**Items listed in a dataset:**

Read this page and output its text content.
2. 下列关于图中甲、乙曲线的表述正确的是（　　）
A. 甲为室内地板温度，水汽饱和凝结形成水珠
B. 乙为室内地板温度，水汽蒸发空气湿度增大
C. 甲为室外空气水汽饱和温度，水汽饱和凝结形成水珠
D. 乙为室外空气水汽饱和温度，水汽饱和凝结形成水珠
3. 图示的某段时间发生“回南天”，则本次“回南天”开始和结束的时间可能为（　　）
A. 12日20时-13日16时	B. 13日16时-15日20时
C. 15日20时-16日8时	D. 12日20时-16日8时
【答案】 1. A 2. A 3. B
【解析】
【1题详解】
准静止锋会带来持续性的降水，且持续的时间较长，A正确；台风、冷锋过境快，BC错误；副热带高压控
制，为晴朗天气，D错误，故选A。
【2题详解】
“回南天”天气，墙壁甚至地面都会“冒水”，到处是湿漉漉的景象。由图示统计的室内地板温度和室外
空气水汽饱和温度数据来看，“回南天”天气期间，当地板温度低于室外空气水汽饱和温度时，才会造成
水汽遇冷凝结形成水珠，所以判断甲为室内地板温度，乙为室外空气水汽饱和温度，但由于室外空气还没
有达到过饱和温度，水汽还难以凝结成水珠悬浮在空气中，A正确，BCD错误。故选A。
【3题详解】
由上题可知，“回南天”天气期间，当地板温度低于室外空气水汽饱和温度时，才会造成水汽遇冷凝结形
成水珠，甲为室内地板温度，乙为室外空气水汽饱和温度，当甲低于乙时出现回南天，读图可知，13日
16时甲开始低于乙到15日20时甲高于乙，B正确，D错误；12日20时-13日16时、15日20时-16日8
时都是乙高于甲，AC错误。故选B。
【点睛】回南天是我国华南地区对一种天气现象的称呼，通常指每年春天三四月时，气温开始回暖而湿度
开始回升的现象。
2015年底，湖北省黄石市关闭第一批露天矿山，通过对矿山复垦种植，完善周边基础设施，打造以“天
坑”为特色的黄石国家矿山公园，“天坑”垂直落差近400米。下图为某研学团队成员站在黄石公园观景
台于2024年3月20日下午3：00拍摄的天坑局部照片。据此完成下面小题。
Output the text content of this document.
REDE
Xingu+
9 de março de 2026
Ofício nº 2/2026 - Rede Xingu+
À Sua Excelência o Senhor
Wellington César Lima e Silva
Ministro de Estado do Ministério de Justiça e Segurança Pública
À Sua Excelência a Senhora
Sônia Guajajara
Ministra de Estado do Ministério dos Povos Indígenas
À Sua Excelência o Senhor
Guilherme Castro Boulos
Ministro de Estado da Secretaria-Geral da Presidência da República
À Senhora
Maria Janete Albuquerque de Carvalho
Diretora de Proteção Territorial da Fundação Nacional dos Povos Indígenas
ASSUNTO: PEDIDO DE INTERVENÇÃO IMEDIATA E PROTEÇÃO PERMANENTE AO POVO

**What is expected:** Retype the whole listing above exactly.

**Solved problem:**
Read this page and output its text content.
2. 下列关于图中甲、乙曲线的表述正确的是（　　）
A. 甲为室内地板温度，水汽饱和凝结形成水珠
B. 乙为室内地板温度，水汽蒸发空气湿度增大
C. 甲为室外空气水汽饱和温度，水汽饱和凝结形成水珠
D. 乙为室外空气水汽饱和温度，水汽饱和凝结形成水珠
3. 图示的某段时间发生“回南天”，则本次“回南天”开始和结束的时间可能为（　　）
A. 12日20时-13日16时	B. 13日16时-15日20时
C. 15日20时-16日8时	D. 12日20时-16日8时
【答案】 1. A 2. A 3. B
【解析】
【1题详解】
准静止锋会带来持续性的降水，且持续的时间较长，A正确；台风、冷锋过境快，BC错误；副热带高压控
制，为晴朗天气，D错误，故选A。
【2题详解】
“回南天”天气，墙壁甚至地面都会“冒水”，到处是湿漉漉的景象。由图示统计的室内地板温度和室外
空气水汽饱和温度数据来看，“回南天”天气期间，当地板温度低于室外空气水汽饱和温度时，才会造成
水汽遇冷凝结形成水珠，所以判断甲为室内地板温度，乙为室外空气水汽饱和温度，但由于室外空气还没
有达到过饱和温度，水汽还难以凝结成水珠悬浮在空气中，A正确，BCD错误。故选A。
【3题详解】
由上题可知，“回南天”天气期间，当地板温度低于室外空气水汽饱和温度时，才会造成水汽遇冷凝结形
成水珠，甲为室内地板温度，乙为室外空气水汽饱和温度，当甲低于乙时出现回南天，读图可知，13日
16时甲开始低于乙到15日20时甲高于乙，B正确，D错误；12日20时-13日16时、15日20时-16日8
时都是乙高于甲，AC错误。故选B。
【点睛】回南天是我国华南地区对一种天气现象的称呼，通常指每年春天三四月时，气温开始回暖而湿度
开始回升的现象。
2015年底，湖北省黄石市关闭第一批露天矿山，通过对矿山复垦种植，完善周边基础设施，打造以“天
坑”为特色的黄石国家矿山公园，“天坑”垂直落差近400米。下图为某研学团队成员站在黄石公园观景
台于2024年3月20日下午3：00拍摄的天坑局部照片。据此完成下面小题。
Output the text content of this document.
REDE
Xingu+
9 de março de 2026
Ofício nº 2/2026 - Rede Xingu+
À Sua Excelência o Senhor
Wellington César Lima e Silva
Ministro de Estado do Ministério de Justiça e Segurança Pública
À Sua Excelência a Senhora
Sônia Guajajara
Ministra de Estado do Ministério dos Povos Indígenas
À Sua Excelência o Senhor
Guilherme Castro Boulos
Ministro de Estado da Secretaria-Geral da Presidência da República
À Senhora
Maria Janete Albuquerque de Carvalho
Diretora de Proteção Territorial da Fundação Nacional dos Povos Indígenas
ASSUNTO: PEDIDO DE INTERVENÇÃO IMEDIATA E PROTEÇÃO PERMANENTE AO POVO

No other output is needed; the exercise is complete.